TASK STATEMENT: Repeat, exactly and in full, the lines of the listing below, but without any pictures.

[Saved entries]
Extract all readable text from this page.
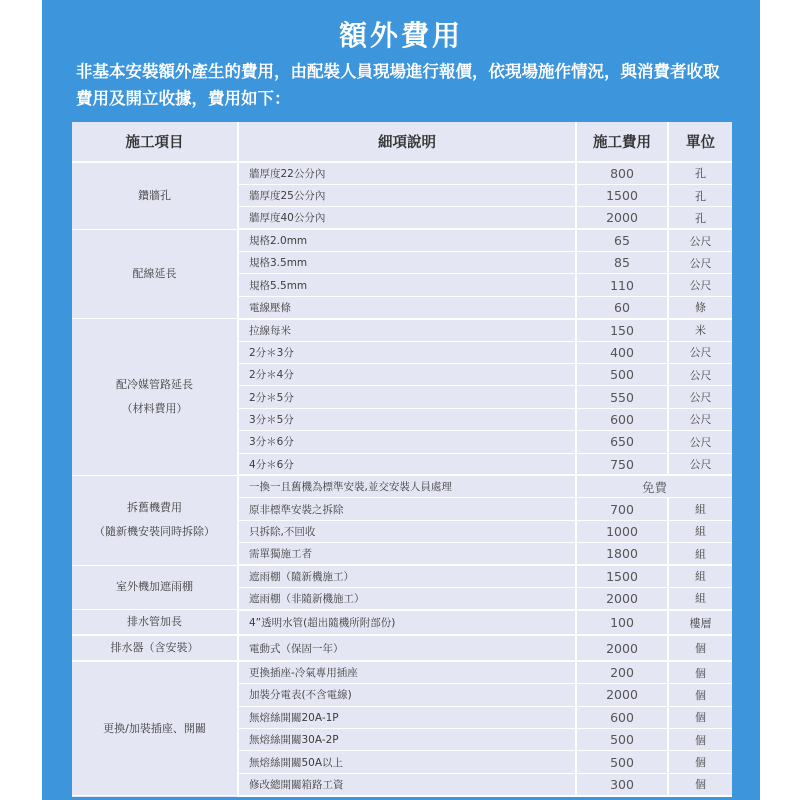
額外費用
非基本安裝額外產生的費用，由配裝人員現場進行報價，依現場施作情況，與消費者收取費用及開立收據，費用如下：
施工項目	細項說明	施工費用	單位
鑽牆孔	牆厚度22公分內	800	孔
	牆厚度25公分內	1500	孔
	牆厚度40公分內	2000	孔
配線延長	規格2.0mm	65	公尺
	規格3.5mm	85	公尺
	規格5.5mm	110	公尺
	電線壓條	60	條
配冷媒管路延長
（材料費用）	拉線每米	150	米
	2分＊3分	400	公尺
	2分＊4分	500	公尺
	2分＊5分	550	公尺
	3分＊5分	600	公尺
	3分＊6分	650	公尺
	4分＊6分	750	公尺
拆舊機費用
（隨新機安裝同時拆除）	一換一且舊機為標準安裝,並交安裝人員處理	免費	
	原非標準安裝之拆除	700	組
	只拆除,不回收	1000	組
	需單獨施工者	1800	組
室外機加遮雨棚	遮雨棚（隨新機施工）	1500	組
	遮雨棚（非隨新機施工）	2000	組
排水管加長	4”透明水管(超出隨機所附部份)	100	樓層
排水器（含安裝）	電動式（保固一年）	2000	個
更換/加裝插座、開關	更換插座-冷氣專用插座	200	個
	加裝分電表(不含電線)	2000	個
	無熔絲開關20A-1P	600	個
	無熔絲開關30A-2P	500	個
	無熔絲開關50A以上	500	個
	修改總開關箱路工資	300	個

WRITTEN SOLUTION:
Extract all readable text from this page.
額外費用
非基本安裝額外產生的費用，由配裝人員現場進行報價，依現場施作情況，與消費者收取費用及開立收據，費用如下：
施工項目	細項說明	施工費用	單位
鑽牆孔	牆厚度22公分內	800	孔
	牆厚度25公分內	1500	孔
	牆厚度40公分內	2000	孔
配線延長	規格2.0mm	65	公尺
	規格3.5mm	85	公尺
	規格5.5mm	110	公尺
	電線壓條	60	條
配冷媒管路延長
（材料費用）	拉線每米	150	米
	2分＊3分	400	公尺
	2分＊4分	500	公尺
	2分＊5分	550	公尺
	3分＊5分	600	公尺
	3分＊6分	650	公尺
	4分＊6分	750	公尺
拆舊機費用
（隨新機安裝同時拆除）	一換一且舊機為標準安裝,並交安裝人員處理	免費	
	原非標準安裝之拆除	700	組
	只拆除,不回收	1000	組
	需單獨施工者	1800	組
室外機加遮雨棚	遮雨棚（隨新機施工）	1500	組
	遮雨棚（非隨新機施工）	2000	組
排水管加長	4”透明水管(超出隨機所附部份)	100	樓層
排水器（含安裝）	電動式（保固一年）	2000	個
更換/加裝插座、開關	更換插座-冷氣專用插座	200	個
	加裝分電表(不含電線)	2000	個
	無熔絲開關20A-1P	600	個
	無熔絲開關30A-2P	500	個
	無熔絲開關50A以上	500	個
	修改總開關箱路工資	300	個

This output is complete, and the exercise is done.